Aim:
Can you retype every line of the listing below exactly as it appears, without changing a single character?

Given entries:
***

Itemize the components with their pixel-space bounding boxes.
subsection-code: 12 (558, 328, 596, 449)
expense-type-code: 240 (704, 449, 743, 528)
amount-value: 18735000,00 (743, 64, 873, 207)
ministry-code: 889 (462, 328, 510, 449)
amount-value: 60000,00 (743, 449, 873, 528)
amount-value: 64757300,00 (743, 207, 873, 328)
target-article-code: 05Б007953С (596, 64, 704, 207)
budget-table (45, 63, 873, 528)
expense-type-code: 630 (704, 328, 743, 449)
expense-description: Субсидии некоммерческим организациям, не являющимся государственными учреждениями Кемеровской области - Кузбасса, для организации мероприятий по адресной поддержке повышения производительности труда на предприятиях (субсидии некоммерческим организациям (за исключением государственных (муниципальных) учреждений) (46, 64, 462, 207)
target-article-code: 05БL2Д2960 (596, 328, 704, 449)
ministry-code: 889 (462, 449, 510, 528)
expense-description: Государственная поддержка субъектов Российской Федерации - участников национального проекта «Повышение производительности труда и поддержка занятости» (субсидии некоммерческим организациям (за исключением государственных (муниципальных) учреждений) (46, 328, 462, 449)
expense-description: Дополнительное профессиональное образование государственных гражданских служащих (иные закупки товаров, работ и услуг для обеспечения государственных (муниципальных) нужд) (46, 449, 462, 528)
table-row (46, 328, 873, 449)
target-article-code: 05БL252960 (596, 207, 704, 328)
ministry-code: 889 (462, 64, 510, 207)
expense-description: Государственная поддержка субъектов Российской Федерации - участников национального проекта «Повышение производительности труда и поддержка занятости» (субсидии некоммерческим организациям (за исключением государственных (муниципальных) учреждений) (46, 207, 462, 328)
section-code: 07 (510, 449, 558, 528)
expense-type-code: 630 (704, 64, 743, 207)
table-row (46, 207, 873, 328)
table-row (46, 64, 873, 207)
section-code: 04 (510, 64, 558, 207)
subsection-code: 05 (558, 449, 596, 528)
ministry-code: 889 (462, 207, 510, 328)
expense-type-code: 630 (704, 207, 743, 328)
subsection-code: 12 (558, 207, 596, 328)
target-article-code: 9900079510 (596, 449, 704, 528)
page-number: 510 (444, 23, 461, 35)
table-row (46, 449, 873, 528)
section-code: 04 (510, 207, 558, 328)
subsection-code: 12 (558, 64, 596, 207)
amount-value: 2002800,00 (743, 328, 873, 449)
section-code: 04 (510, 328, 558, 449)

***

Exercise output:
Itemize the components with their pixel-space bounding boxes.
subsection-code: 12 (558, 328, 596, 449)
expense-type-code: 240 (704, 449, 743, 528)
amount-value: 18735000,00 (743, 64, 873, 207)
ministry-code: 889 (462, 328, 510, 449)
amount-value: 60000,00 (743, 449, 873, 528)
amount-value: 64757300,00 (743, 207, 873, 328)
target-article-code: 05Б007953С (596, 64, 704, 207)
budget-table (45, 63, 873, 528)
expense-type-code: 630 (704, 328, 743, 449)
expense-description: Субсидии некоммерческим организациям, не являющимся государственными учреждениями Кемеровской области - Кузбасса, для организации мероприятий по адресной поддержке повышения производительности труда на предприятиях (субсидии некоммерческим организациям (за исключением государственных (муниципальных) учреждений) (46, 64, 462, 207)
target-article-code: 05БL2Д2960 (596, 328, 704, 449)
ministry-code: 889 (462, 449, 510, 528)
expense-description: Государственная поддержка субъектов Российской Федерации - участников национального проекта «Повышение производительности труда и поддержка занятости» (субсидии некоммерческим организациям (за исключением государственных (муниципальных) учреждений) (46, 328, 462, 449)
expense-description: Дополнительное профессиональное образование государственных гражданских служащих (иные закупки товаров, работ и услуг для обеспечения государственных (муниципальных) нужд) (46, 449, 462, 528)
table-row (46, 328, 873, 449)
target-article-code: 05БL252960 (596, 207, 704, 328)
ministry-code: 889 (462, 64, 510, 207)
expense-description: Государственная поддержка субъектов Российской Федерации - участников национального проекта «Повышение производительности труда и поддержка занятости» (субсидии некоммерческим организациям (за исключением государственных (муниципальных) учреждений) (46, 207, 462, 328)
section-code: 07 (510, 449, 558, 528)
expense-type-code: 630 (704, 64, 743, 207)
table-row (46, 207, 873, 328)
table-row (46, 64, 873, 207)
section-code: 04 (510, 64, 558, 207)
subsection-code: 05 (558, 449, 596, 528)
ministry-code: 889 (462, 207, 510, 328)
expense-type-code: 630 (704, 207, 743, 328)
subsection-code: 12 (558, 207, 596, 328)
target-article-code: 9900079510 (596, 449, 704, 528)
page-number: 510 (444, 23, 461, 35)
table-row (46, 449, 873, 528)
section-code: 04 (510, 207, 558, 328)
subsection-code: 12 (558, 64, 596, 207)
amount-value: 2002800,00 (743, 328, 873, 449)
section-code: 04 (510, 328, 558, 449)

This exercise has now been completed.